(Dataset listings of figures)
_____
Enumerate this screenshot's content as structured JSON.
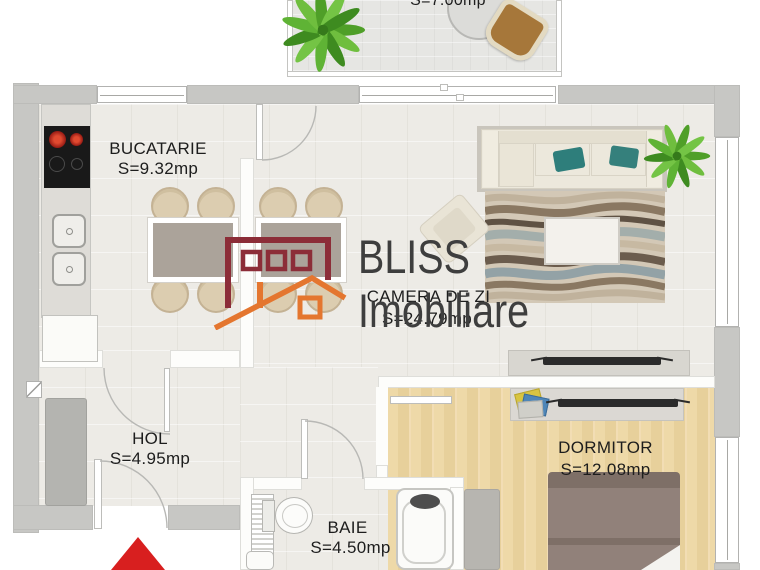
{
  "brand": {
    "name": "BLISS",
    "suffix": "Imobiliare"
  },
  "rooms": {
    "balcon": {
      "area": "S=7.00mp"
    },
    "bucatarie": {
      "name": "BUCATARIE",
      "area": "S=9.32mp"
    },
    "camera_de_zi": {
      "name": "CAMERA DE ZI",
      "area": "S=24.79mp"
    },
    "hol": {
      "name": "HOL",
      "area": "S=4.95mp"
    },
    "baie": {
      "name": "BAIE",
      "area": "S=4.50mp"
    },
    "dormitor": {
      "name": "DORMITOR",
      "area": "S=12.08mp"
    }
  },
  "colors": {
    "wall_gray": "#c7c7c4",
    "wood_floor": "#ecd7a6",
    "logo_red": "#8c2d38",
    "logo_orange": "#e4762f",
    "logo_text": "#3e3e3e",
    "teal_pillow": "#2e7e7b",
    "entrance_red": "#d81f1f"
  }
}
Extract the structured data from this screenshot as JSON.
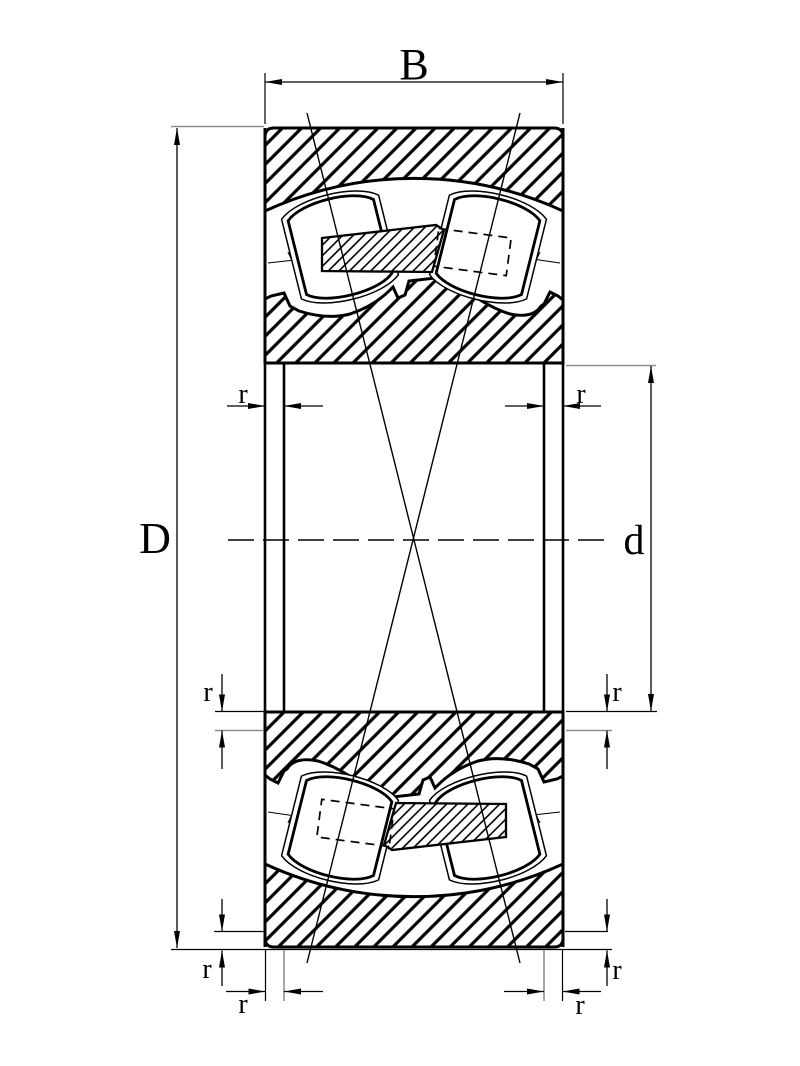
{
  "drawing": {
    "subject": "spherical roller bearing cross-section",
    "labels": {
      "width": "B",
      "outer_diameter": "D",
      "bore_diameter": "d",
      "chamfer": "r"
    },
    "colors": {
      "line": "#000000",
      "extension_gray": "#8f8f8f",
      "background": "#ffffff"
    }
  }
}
_____
● **Exercise description**:
Exclude the pictures, and transcribe all of the material exactly.

● **Response below**:
Enumerate this screenshot's content as structured JSON.
{
  "brand": {
    "name": "BLISS",
    "suffix": "Imobiliare"
  },
  "rooms": {
    "balcon": {
      "area": "S=7.00mp"
    },
    "bucatarie": {
      "name": "BUCATARIE",
      "area": "S=9.32mp"
    },
    "camera_de_zi": {
      "name": "CAMERA DE ZI",
      "area": "S=24.79mp"
    },
    "hol": {
      "name": "HOL",
      "area": "S=4.95mp"
    },
    "baie": {
      "name": "BAIE",
      "area": "S=4.50mp"
    },
    "dormitor": {
      "name": "DORMITOR",
      "area": "S=12.08mp"
    }
  },
  "colors": {
    "wall_gray": "#c7c7c4",
    "wood_floor": "#ecd7a6",
    "logo_red": "#8c2d38",
    "logo_orange": "#e4762f",
    "logo_text": "#3e3e3e",
    "teal_pillow": "#2e7e7b",
    "entrance_red": "#d81f1f"
  }
}
Extract the structured data from this screenshot as JSON.
{
  "drawing": {
    "subject": "spherical roller bearing cross-section",
    "labels": {
      "width": "B",
      "outer_diameter": "D",
      "bore_diameter": "d",
      "chamfer": "r"
    },
    "colors": {
      "line": "#000000",
      "extension_gray": "#8f8f8f",
      "background": "#ffffff"
    }
  }
}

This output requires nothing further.